## [RECORD EXTRACTS]
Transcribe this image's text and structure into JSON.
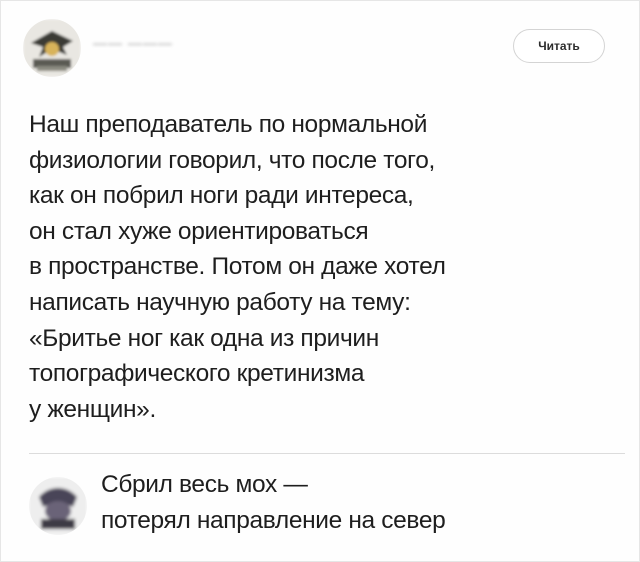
{
  "post": {
    "author_name": "—— ———",
    "follow_label": "Читать",
    "lines": [
      "Наш преподаватель по нормальной",
      "физиологии говорил, что после того,",
      "как он побрил ноги ради интереса,",
      "он стал хуже ориентироваться",
      "в пространстве. Потом он даже хотел",
      "написать научную работу на тему:",
      "«Бритье ног как одна из причин",
      "топографического кретинизма",
      "у женщин»."
    ]
  },
  "reply": {
    "lines": [
      "Сбрил весь мох —",
      "потерял направление на север"
    ]
  },
  "colors": {
    "text": "#1e1e1e",
    "divider": "#dcdcdc",
    "button_border": "#d4d4d4"
  },
  "icons": {
    "author_avatar": "avatar-icon",
    "reply_avatar": "avatar-icon"
  }
}
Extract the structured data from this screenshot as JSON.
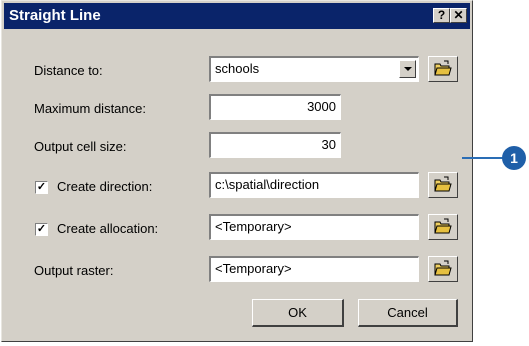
{
  "window": {
    "title": "Straight Line",
    "help_label": "?",
    "close_label": "✕"
  },
  "form": {
    "distance_to": {
      "label": "Distance to:",
      "value": "schools"
    },
    "max_distance": {
      "label": "Maximum distance:",
      "value": "3000"
    },
    "cell_size": {
      "label": "Output cell size:",
      "value": "30"
    },
    "create_direction": {
      "label": "Create direction:",
      "checked_mark": "✓",
      "value": "c:\\spatial\\direction"
    },
    "create_allocation": {
      "label": "Create allocation:",
      "checked_mark": "✓",
      "value": "<Temporary>"
    },
    "output_raster": {
      "label": "Output raster:",
      "value": "<Temporary>"
    }
  },
  "buttons": {
    "ok": "OK",
    "cancel": "Cancel"
  },
  "callout": {
    "number": "1"
  },
  "icons": {
    "browse": "open-folder-icon",
    "dropdown": "chevron-down-icon"
  },
  "colors": {
    "titlebar": "#0a246a",
    "dialog": "#d4d0c8",
    "callout": "#1f5fa8"
  }
}
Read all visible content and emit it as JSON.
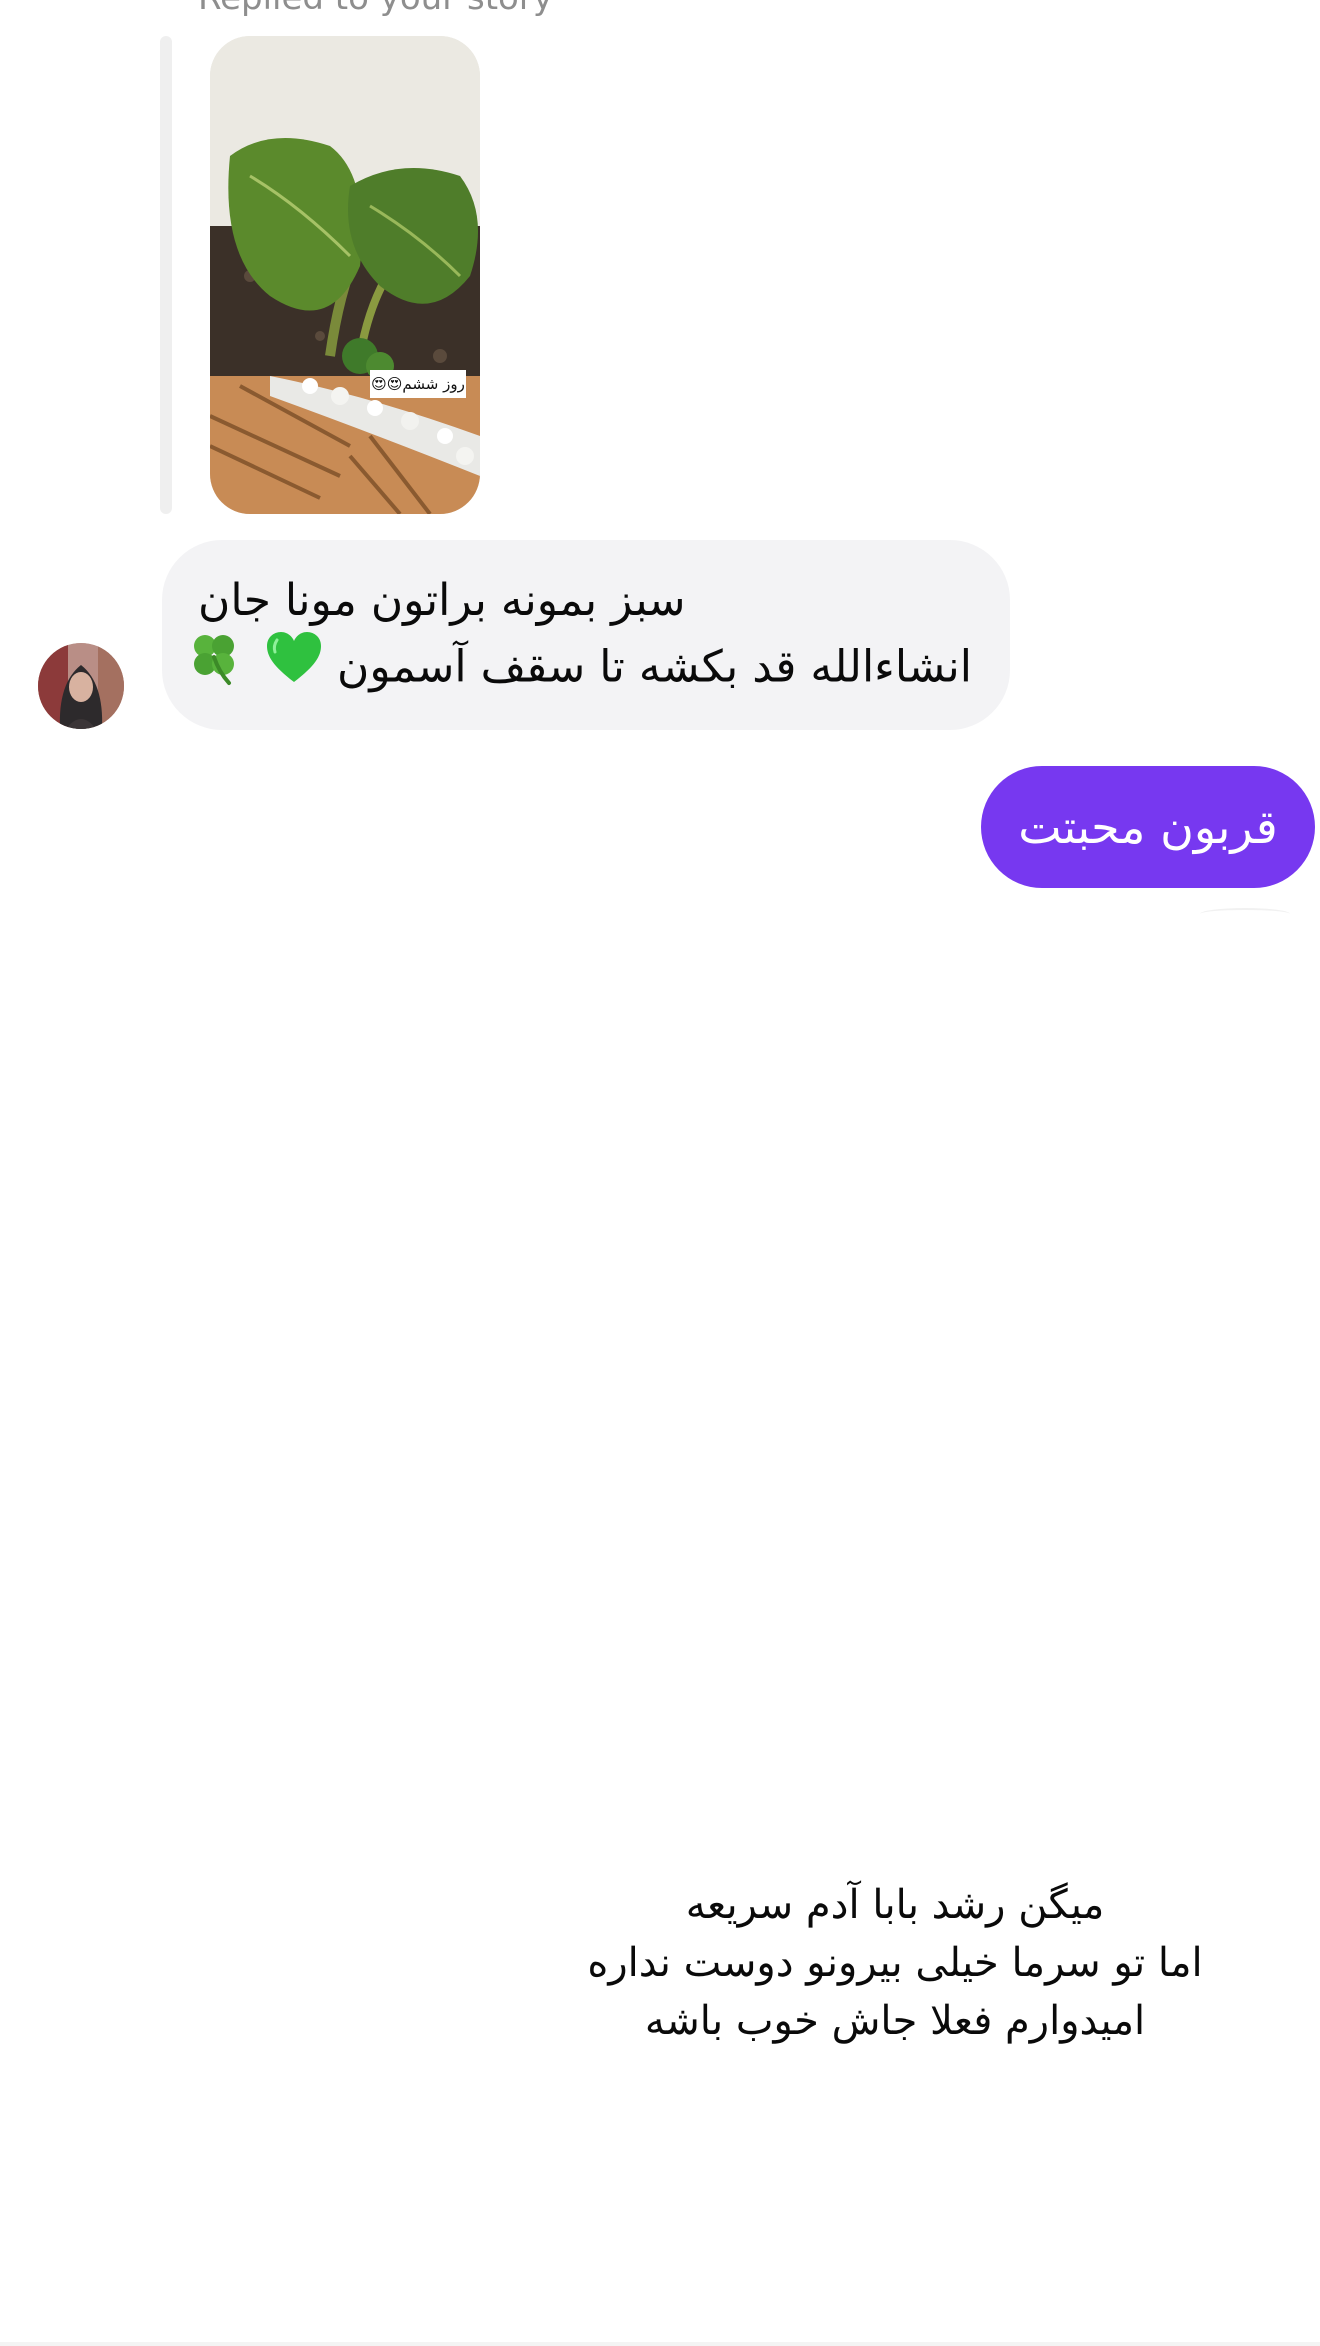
{
  "story_reply": {
    "label": "Replied to your story",
    "caption": "روز ششم😍😍"
  },
  "incoming_message": {
    "line1": "سبز بمونه براتون مونا جان",
    "line2": "انشاءالله قد بکشه تا سقف آسمون"
  },
  "outgoing_message": {
    "text": "قربون محبتت"
  },
  "note": {
    "line1": "میگن رشد بابا آدم سریعه",
    "line2": "اما تو سرما خیلی بیرونو دوست نداره",
    "line3": "امیدوارم فعلا جاش خوب باشه"
  },
  "colors": {
    "outgoing_bubble": "#7738f0",
    "incoming_bubble": "#f3f3f5",
    "secondary_text": "#8e8e8e"
  },
  "icons": {
    "heart": "green-heart-icon",
    "clover": "four-leaf-clover-icon"
  }
}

## [YOUR TASK]
Please write out all of the material above without changing a word, and omit any pictures.

## [RESULT FOR THIS TASK]
Transcribe this image's text and structure into JSON.
{
  "post": {
    "author_name": "—— ———",
    "follow_label": "Читать",
    "lines": [
      "Наш преподаватель по нормальной",
      "физиологии говорил, что после того,",
      "как он побрил ноги ради интереса,",
      "он стал хуже ориентироваться",
      "в пространстве. Потом он даже хотел",
      "написать научную работу на тему:",
      "«Бритье ног как одна из причин",
      "топографического кретинизма",
      "у женщин»."
    ]
  },
  "reply": {
    "lines": [
      "Сбрил весь мох —",
      "потерял направление на север"
    ]
  },
  "colors": {
    "text": "#1e1e1e",
    "divider": "#dcdcdc",
    "button_border": "#d4d4d4"
  },
  "icons": {
    "author_avatar": "avatar-icon",
    "reply_avatar": "avatar-icon"
  }
}
Extract the structured data from this screenshot as JSON.
{
  "window": {
    "title": "Straight Line",
    "help_label": "?",
    "close_label": "✕"
  },
  "form": {
    "distance_to": {
      "label": "Distance to:",
      "value": "schools"
    },
    "max_distance": {
      "label": "Maximum distance:",
      "value": "3000"
    },
    "cell_size": {
      "label": "Output cell size:",
      "value": "30"
    },
    "create_direction": {
      "label": "Create direction:",
      "checked_mark": "✓",
      "value": "c:\\spatial\\direction"
    },
    "create_allocation": {
      "label": "Create allocation:",
      "checked_mark": "✓",
      "value": "<Temporary>"
    },
    "output_raster": {
      "label": "Output raster:",
      "value": "<Temporary>"
    }
  },
  "buttons": {
    "ok": "OK",
    "cancel": "Cancel"
  },
  "callout": {
    "number": "1"
  },
  "icons": {
    "browse": "open-folder-icon",
    "dropdown": "chevron-down-icon"
  },
  "colors": {
    "titlebar": "#0a246a",
    "dialog": "#d4d0c8",
    "callout": "#1f5fa8"
  }
}
Read all visible content and emit it as JSON.
{
  "story_reply": {
    "label": "Replied to your story",
    "caption": "روز ششم😍😍"
  },
  "incoming_message": {
    "line1": "سبز بمونه براتون مونا جان",
    "line2": "انشاءالله قد بکشه تا سقف آسمون"
  },
  "outgoing_message": {
    "text": "قربون محبتت"
  },
  "note": {
    "line1": "میگن رشد بابا آدم سریعه",
    "line2": "اما تو سرما خیلی بیرونو دوست نداره",
    "line3": "امیدوارم فعلا جاش خوب باشه"
  },
  "colors": {
    "outgoing_bubble": "#7738f0",
    "incoming_bubble": "#f3f3f5",
    "secondary_text": "#8e8e8e"
  },
  "icons": {
    "heart": "green-heart-icon",
    "clover": "four-leaf-clover-icon"
  }
}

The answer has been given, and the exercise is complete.